** Request **
Repeat the whole listing below, word for word.

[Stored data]
[START]
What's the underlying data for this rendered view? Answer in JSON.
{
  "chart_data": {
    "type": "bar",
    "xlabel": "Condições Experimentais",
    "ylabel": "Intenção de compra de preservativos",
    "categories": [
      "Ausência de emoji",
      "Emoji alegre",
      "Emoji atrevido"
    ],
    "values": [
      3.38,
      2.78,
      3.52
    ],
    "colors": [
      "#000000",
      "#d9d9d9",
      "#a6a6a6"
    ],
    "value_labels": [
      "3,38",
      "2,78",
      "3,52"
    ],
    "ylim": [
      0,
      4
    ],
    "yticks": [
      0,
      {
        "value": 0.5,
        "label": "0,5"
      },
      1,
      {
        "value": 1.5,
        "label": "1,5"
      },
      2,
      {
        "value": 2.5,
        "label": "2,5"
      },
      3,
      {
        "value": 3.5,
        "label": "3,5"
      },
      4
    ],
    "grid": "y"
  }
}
[END]
** Answer to this problem **
What's the underlying data for this rendered view? Answer in JSON.
{
  "chart_data": {
    "type": "bar",
    "xlabel": "Condições Experimentais",
    "ylabel": "Intenção de compra de preservativos",
    "categories": [
      "Ausência de emoji",
      "Emoji alegre",
      "Emoji atrevido"
    ],
    "values": [
      3.38,
      2.78,
      3.52
    ],
    "colors": [
      "#000000",
      "#d9d9d9",
      "#a6a6a6"
    ],
    "value_labels": [
      "3,38",
      "2,78",
      "3,52"
    ],
    "ylim": [
      0,
      4
    ],
    "yticks": [
      0,
      {
        "value": 0.5,
        "label": "0,5"
      },
      1,
      {
        "value": 1.5,
        "label": "1,5"
      },
      2,
      {
        "value": 2.5,
        "label": "2,5"
      },
      3,
      {
        "value": 3.5,
        "label": "3,5"
      },
      4
    ],
    "grid": "y"
  }
}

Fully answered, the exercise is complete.